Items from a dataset
──────────

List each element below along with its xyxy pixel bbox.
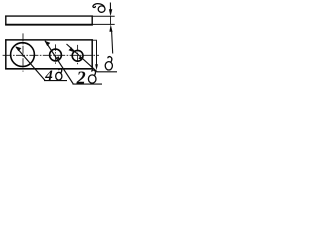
extension line bottom: [92, 23, 115, 25]
arrow tail: [112, 31, 113, 54]
arrow down right: [95, 64, 98, 70]
svg-text:2: 2: [76, 67, 86, 87]
hole middle 2delta: [50, 49, 62, 61]
leader 2delta arrow: [45, 41, 51, 46]
shelf 4delta: [44, 80, 67, 82]
svg-text:4: 4: [44, 68, 53, 84]
leader 4delta arrow: [15, 46, 21, 51]
leader delta arrow at arc: [78, 56, 82, 60]
label 4delta: delta: [56, 69, 62, 80]
vertical dimension line right: [96, 41, 98, 65]
hole large 4delta: [11, 43, 35, 67]
center line vertical right: [77, 45, 79, 65]
label delta top: [93, 4, 106, 14]
extension line top: [92, 15, 115, 17]
leader delta right: [67, 44, 98, 72]
front view plate outline: [5, 39, 93, 41]
leader 2delta arrow at arc: [56, 56, 60, 60]
extension tick top edge: [92, 39, 97, 41]
center line horizontal: [3, 54, 99, 56]
leader 4delta: [16, 47, 45, 80]
technical drawing: plate with holes, thickness delta: [0, 0, 119, 93]
leader delta arrow: [69, 47, 75, 52]
leader 2delta: [45, 41, 73, 84]
arrow down: [109, 9, 112, 16]
dimension line thickness: [109, 3, 111, 11]
shelf 2delta: [73, 83, 103, 85]
shelf delta: [97, 71, 118, 73]
label 2delta: delta: [88, 70, 96, 83]
label delta right: [105, 57, 112, 70]
hole right delta: [72, 50, 83, 61]
top view plate outline: [5, 15, 93, 17]
center line vertical middle: [55, 44, 57, 64]
arrow up: [109, 24, 112, 32]
center line vertical large: [22, 33, 24, 71]
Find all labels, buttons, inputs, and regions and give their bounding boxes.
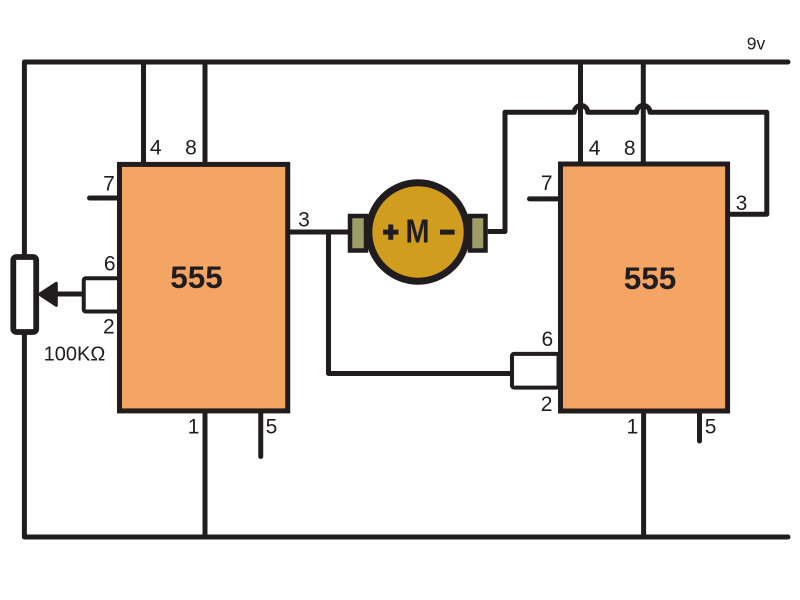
svg-text:3: 3: [736, 192, 748, 215]
svg-text:2: 2: [103, 315, 115, 338]
svg-text:1: 1: [188, 415, 200, 438]
svg-text:1: 1: [627, 416, 639, 439]
svg-text:6: 6: [541, 328, 553, 351]
svg-text:555: 555: [170, 259, 223, 295]
svg-text:4: 4: [150, 137, 162, 160]
svg-text:100KΩ: 100KΩ: [44, 344, 106, 366]
svg-text:7: 7: [103, 173, 115, 196]
svg-text:8: 8: [624, 137, 636, 160]
svg-text:3: 3: [298, 209, 310, 232]
svg-text:5: 5: [266, 415, 278, 438]
svg-text:7: 7: [541, 172, 553, 195]
svg-text:6: 6: [104, 253, 116, 276]
svg-text:9v: 9v: [747, 34, 766, 54]
svg-text:5: 5: [705, 415, 717, 438]
svg-text:2: 2: [541, 393, 553, 416]
svg-text:555: 555: [624, 260, 677, 296]
svg-text:4: 4: [589, 137, 601, 160]
svg-text:8: 8: [185, 137, 197, 160]
svg-text:M: M: [406, 212, 430, 249]
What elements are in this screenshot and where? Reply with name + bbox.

──────────

## Exercise task
Could you rewrite all of these lines with each "bbox" replaced by "bounding box" and everything else kept the same, omitting the pictures?

## Right answer
List each element below along with its xyxy pixel bounding box.
extension line bottom: [92, 23, 115, 25]
arrow tail: [112, 31, 113, 54]
arrow down right: [95, 64, 98, 70]
svg-text:2: 2: [76, 67, 86, 87]
hole middle 2delta: [50, 49, 62, 61]
leader 2delta arrow: [45, 41, 51, 46]
shelf 4delta: [44, 80, 67, 82]
svg-text:4: 4: [44, 68, 53, 84]
leader 4delta arrow: [15, 46, 21, 51]
leader delta arrow at arc: [78, 56, 82, 60]
label 4delta: delta: [56, 69, 62, 80]
vertical dimension line right: [96, 41, 98, 65]
hole large 4delta: [11, 43, 35, 67]
center line vertical right: [77, 45, 79, 65]
label delta top: [93, 4, 106, 14]
extension line top: [92, 15, 115, 17]
leader delta right: [67, 44, 98, 72]
front view plate outline: [5, 39, 93, 41]
leader 2delta arrow at arc: [56, 56, 60, 60]
extension tick top edge: [92, 39, 97, 41]
center line horizontal: [3, 54, 99, 56]
leader 4delta: [16, 47, 45, 80]
technical drawing: plate with holes, thickness delta: [0, 0, 119, 93]
leader delta arrow: [69, 47, 75, 52]
leader 2delta: [45, 41, 73, 84]
arrow down: [109, 9, 112, 16]
dimension line thickness: [109, 3, 111, 11]
shelf 2delta: [73, 83, 103, 85]
shelf delta: [97, 71, 118, 73]
label 2delta: delta: [88, 70, 96, 83]
label delta right: [105, 57, 112, 70]
hole right delta: [72, 50, 83, 61]
top view plate outline: [5, 15, 93, 17]
center line vertical middle: [55, 44, 57, 64]
arrow up: [109, 24, 112, 32]
center line vertical large: [22, 33, 24, 71]
Find all labels, buttons, inputs, and regions and give their bounding boxes.
svg-text:3: 3: [736, 192, 748, 215]
svg-text:2: 2: [103, 315, 115, 338]
svg-text:1: 1: [188, 415, 200, 438]
svg-text:1: 1: [627, 416, 639, 439]
svg-text:6: 6: [541, 328, 553, 351]
svg-text:555: 555: [170, 259, 223, 295]
svg-text:4: 4: [150, 137, 162, 160]
svg-text:100KΩ: 100KΩ: [44, 344, 106, 366]
svg-text:7: 7: [103, 173, 115, 196]
svg-text:8: 8: [624, 137, 636, 160]
svg-text:3: 3: [298, 209, 310, 232]
svg-text:5: 5: [266, 415, 278, 438]
svg-text:7: 7: [541, 172, 553, 195]
svg-text:6: 6: [104, 253, 116, 276]
svg-text:9v: 9v: [747, 34, 766, 54]
svg-text:5: 5: [705, 415, 717, 438]
svg-text:2: 2: [541, 393, 553, 416]
svg-text:555: 555: [624, 260, 677, 296]
svg-text:4: 4: [589, 137, 601, 160]
svg-text:8: 8: [185, 137, 197, 160]
svg-text:M: M: [406, 212, 430, 249]
What elements are in this screenshot and where? Reply with name + bounding box.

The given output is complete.